- DO THIS
Scan the material below for the string "JSON", and copy every line where it shows up.

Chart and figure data
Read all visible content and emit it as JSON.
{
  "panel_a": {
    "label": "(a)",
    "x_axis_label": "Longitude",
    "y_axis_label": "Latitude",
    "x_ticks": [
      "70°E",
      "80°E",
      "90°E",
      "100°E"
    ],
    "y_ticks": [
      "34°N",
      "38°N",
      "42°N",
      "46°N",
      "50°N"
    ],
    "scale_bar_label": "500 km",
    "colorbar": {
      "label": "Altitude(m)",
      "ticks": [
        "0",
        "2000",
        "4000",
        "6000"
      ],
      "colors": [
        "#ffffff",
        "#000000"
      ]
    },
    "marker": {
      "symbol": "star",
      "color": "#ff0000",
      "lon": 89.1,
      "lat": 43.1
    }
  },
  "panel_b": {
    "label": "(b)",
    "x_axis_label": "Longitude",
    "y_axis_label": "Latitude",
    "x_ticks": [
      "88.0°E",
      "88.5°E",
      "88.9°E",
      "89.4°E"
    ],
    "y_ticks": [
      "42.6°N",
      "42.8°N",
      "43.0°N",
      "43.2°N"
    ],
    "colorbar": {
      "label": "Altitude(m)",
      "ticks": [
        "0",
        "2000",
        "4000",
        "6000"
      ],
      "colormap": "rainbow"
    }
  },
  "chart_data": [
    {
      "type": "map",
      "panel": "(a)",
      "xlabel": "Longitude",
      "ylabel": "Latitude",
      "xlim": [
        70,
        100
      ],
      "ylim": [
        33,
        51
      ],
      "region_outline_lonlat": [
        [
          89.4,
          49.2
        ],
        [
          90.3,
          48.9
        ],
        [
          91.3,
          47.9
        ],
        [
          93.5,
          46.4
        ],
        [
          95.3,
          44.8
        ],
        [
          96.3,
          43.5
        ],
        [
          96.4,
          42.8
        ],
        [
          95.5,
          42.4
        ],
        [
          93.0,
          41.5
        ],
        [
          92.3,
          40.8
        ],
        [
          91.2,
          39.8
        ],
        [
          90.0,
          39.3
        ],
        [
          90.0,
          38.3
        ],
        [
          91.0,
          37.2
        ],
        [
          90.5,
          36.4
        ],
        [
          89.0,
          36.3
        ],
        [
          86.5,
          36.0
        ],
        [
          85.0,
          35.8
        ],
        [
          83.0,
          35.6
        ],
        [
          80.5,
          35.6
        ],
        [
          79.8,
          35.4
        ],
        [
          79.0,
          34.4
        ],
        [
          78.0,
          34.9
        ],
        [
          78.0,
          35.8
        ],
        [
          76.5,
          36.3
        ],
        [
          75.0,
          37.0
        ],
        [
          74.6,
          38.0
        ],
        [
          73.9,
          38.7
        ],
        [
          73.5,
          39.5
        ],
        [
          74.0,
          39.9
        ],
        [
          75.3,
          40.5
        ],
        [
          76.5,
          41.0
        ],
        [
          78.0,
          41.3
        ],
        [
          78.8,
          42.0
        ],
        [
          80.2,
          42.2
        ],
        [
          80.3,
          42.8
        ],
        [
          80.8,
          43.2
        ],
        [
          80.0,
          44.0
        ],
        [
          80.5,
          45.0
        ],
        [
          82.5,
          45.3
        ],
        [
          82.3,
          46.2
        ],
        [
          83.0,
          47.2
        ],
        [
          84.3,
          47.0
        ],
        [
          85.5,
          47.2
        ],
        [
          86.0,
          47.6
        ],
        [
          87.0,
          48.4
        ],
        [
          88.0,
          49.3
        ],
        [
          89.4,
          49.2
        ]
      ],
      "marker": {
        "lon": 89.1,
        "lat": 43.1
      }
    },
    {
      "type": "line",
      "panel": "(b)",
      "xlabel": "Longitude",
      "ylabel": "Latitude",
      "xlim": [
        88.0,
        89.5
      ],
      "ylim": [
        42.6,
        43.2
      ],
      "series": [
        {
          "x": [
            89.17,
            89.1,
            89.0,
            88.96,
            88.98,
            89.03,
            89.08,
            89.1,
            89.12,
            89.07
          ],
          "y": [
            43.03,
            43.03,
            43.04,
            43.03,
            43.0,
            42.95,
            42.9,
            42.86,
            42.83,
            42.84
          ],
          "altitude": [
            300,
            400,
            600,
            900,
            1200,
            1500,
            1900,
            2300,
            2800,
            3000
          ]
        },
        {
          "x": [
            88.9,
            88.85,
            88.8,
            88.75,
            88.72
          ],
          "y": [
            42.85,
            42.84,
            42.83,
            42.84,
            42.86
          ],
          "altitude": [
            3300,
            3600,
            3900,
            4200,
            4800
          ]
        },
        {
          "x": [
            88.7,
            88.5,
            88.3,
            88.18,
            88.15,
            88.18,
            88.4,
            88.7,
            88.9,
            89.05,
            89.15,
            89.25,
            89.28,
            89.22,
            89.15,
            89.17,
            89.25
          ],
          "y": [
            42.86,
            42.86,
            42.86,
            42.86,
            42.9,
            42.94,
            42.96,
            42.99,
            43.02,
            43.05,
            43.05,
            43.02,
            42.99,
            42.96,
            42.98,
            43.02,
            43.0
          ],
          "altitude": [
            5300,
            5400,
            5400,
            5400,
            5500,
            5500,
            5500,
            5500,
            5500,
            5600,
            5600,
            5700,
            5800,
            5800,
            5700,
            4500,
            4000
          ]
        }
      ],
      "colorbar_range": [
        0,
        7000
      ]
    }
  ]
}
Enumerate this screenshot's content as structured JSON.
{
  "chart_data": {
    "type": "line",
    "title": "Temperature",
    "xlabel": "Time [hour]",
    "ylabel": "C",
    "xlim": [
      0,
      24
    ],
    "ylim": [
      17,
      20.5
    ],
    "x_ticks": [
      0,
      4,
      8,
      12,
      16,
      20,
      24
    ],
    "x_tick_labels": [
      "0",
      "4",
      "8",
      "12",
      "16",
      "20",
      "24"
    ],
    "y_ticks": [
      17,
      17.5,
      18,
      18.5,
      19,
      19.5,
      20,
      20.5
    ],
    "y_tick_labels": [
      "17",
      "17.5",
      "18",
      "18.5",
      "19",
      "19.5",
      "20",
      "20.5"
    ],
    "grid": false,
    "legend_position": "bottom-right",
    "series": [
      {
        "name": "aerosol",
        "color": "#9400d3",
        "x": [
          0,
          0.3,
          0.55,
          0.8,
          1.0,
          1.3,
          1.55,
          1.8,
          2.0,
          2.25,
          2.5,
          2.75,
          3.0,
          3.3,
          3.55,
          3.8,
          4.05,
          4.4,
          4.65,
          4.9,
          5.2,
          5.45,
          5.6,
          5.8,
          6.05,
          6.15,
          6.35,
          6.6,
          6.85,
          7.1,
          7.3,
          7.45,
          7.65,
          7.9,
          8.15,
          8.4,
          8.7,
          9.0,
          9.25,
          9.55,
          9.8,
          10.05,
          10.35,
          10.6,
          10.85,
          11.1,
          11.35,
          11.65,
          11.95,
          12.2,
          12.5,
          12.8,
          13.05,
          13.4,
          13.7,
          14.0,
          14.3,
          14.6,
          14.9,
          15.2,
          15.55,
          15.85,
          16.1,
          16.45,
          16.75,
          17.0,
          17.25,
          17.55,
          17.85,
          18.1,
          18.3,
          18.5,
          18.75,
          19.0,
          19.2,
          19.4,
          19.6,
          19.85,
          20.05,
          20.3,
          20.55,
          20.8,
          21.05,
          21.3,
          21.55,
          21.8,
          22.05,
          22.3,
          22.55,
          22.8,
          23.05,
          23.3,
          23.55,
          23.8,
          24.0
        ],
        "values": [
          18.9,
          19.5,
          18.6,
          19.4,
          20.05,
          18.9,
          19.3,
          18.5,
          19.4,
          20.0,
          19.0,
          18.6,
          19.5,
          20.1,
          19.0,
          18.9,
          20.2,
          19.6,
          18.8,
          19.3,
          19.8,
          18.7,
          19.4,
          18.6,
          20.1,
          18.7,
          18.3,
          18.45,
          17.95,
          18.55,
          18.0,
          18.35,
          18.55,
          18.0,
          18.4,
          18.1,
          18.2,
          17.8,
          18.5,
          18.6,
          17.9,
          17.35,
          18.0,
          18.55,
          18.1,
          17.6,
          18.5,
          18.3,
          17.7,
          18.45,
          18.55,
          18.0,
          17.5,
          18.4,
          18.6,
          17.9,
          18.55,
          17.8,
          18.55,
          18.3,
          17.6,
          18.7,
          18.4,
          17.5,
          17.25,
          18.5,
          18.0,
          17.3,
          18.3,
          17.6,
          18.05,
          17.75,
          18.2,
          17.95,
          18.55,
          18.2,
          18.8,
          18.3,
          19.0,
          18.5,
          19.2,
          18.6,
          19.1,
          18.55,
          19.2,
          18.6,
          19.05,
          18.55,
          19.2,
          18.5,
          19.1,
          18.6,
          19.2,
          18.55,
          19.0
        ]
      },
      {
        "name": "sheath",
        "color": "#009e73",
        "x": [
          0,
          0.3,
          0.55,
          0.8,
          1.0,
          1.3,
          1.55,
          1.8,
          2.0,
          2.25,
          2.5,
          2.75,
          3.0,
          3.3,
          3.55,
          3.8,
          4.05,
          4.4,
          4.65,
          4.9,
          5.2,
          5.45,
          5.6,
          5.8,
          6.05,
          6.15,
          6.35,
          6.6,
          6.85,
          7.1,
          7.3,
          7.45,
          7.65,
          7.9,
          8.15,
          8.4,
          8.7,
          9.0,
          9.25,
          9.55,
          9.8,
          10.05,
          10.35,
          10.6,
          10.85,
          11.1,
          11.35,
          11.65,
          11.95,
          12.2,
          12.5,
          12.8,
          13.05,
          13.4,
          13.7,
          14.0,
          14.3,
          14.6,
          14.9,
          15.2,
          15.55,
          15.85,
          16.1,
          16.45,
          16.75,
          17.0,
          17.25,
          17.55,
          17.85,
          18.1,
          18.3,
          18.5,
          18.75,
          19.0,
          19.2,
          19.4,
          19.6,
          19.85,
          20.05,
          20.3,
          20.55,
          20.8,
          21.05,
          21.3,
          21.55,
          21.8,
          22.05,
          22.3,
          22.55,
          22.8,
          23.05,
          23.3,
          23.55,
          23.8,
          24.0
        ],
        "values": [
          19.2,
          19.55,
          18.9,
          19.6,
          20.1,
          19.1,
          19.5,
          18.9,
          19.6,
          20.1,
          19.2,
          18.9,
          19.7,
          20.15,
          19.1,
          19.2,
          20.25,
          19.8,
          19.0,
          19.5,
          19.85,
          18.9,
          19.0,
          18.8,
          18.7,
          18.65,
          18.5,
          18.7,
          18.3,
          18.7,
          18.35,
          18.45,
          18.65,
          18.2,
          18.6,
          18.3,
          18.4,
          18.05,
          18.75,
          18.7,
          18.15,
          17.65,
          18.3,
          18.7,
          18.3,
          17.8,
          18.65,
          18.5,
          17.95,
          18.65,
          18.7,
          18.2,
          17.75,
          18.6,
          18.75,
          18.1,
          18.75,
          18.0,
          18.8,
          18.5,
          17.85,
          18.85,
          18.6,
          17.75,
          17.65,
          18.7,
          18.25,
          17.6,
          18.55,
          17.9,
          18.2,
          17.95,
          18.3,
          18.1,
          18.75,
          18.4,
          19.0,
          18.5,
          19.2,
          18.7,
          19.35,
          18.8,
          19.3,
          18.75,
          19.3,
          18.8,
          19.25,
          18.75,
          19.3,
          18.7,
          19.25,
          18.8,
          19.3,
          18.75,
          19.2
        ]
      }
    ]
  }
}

- SOLUTION TO THIS PROBLEM
Read all visible content and emit it as JSON.
Enumerate this screenshot's content as structured JSON.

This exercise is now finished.